DIRECTIVE:
Copy, from the entries below, each line in which the string "this" appears.

▬▬▬▬▬▬▬▬▬▬

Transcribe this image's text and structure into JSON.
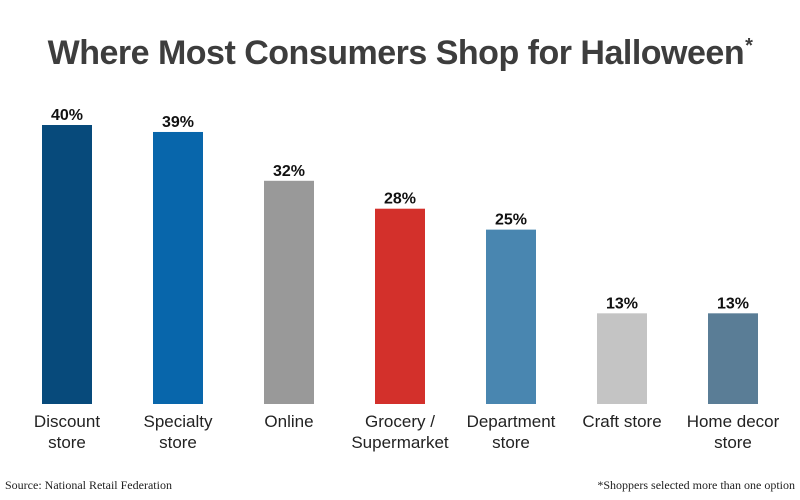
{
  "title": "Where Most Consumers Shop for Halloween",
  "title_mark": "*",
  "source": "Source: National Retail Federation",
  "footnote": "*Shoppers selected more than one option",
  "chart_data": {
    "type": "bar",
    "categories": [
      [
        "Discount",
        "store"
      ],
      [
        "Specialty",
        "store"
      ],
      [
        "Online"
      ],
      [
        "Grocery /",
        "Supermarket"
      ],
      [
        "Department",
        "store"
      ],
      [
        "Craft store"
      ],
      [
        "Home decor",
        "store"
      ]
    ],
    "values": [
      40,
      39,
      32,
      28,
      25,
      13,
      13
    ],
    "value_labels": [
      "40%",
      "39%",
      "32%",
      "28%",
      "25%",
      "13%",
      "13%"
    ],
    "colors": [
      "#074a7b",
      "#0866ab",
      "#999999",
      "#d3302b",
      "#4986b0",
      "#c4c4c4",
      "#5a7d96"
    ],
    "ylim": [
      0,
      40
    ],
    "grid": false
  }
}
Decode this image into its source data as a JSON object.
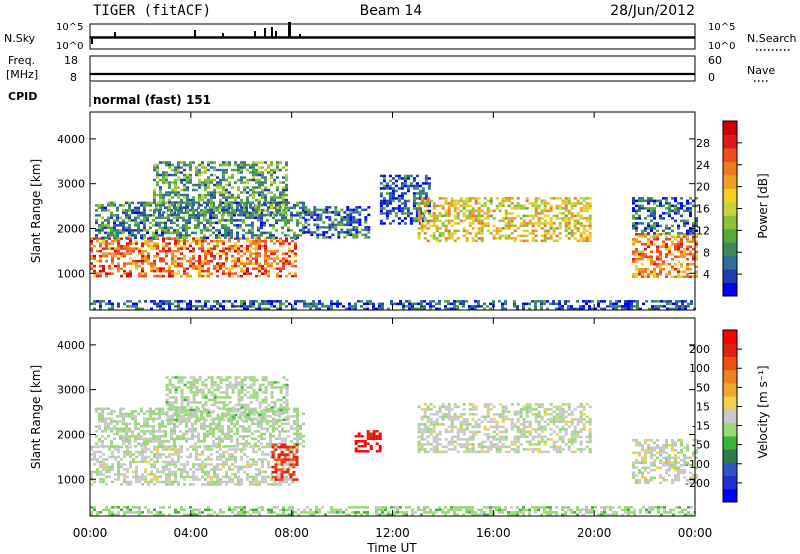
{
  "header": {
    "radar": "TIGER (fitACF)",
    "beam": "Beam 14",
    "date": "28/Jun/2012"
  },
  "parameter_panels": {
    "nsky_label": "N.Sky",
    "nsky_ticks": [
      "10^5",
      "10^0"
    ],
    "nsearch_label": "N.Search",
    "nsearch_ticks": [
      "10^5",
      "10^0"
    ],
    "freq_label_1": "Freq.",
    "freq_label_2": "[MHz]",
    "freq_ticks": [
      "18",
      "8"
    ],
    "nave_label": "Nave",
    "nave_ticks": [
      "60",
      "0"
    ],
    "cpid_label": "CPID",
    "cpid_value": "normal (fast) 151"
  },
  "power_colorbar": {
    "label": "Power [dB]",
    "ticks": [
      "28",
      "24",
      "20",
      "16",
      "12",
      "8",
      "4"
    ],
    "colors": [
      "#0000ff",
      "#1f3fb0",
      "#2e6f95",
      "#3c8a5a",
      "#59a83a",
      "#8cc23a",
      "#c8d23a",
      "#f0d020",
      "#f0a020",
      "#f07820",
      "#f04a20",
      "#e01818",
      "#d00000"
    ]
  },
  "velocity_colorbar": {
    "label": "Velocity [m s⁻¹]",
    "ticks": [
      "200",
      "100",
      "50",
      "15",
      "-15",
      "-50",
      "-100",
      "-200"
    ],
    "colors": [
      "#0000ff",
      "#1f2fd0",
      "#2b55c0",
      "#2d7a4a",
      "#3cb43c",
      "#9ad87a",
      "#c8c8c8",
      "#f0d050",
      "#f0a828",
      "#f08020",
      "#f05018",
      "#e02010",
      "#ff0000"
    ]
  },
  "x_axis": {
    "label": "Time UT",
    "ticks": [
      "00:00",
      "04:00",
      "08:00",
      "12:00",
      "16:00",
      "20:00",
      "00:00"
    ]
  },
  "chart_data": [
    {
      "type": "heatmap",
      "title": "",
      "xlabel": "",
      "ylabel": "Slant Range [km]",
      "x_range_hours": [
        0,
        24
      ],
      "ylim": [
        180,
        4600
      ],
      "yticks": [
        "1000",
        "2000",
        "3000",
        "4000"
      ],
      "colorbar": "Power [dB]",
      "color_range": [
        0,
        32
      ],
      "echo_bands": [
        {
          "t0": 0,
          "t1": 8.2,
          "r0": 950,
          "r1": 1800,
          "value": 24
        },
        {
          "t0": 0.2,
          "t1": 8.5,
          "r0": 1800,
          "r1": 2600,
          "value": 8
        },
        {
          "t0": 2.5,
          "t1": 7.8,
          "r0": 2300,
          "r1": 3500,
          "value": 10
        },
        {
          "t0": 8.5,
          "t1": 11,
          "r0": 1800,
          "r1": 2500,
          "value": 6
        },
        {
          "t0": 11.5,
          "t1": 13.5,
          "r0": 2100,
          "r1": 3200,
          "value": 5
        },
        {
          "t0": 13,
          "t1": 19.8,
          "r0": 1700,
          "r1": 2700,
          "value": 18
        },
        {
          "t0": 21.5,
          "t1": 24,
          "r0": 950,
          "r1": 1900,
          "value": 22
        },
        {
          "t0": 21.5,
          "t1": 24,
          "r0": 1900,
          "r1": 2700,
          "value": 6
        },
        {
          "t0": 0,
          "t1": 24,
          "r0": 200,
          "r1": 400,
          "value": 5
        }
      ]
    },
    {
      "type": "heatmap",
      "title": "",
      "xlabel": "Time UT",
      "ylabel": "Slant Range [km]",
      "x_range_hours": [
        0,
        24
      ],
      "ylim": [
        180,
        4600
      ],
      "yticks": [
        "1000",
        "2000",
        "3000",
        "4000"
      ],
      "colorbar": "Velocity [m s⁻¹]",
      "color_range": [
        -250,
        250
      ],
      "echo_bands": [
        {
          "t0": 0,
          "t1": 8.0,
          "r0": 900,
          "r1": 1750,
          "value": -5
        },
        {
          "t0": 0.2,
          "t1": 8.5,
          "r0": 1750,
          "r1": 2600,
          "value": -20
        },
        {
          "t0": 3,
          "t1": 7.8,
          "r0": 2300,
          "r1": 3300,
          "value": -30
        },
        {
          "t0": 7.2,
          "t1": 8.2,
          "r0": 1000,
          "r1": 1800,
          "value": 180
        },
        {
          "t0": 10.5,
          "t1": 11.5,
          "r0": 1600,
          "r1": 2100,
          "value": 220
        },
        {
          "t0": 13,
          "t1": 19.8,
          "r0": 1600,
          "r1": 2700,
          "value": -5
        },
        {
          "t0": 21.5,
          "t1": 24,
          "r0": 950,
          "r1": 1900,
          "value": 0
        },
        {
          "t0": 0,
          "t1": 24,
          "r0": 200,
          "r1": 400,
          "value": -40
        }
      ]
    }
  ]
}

▬▬▬▬▬▬▬▬▬▬

THE RESULT:
Transcribe this image's text and structure into JSON.
Decode this image into its source data as a JSON object.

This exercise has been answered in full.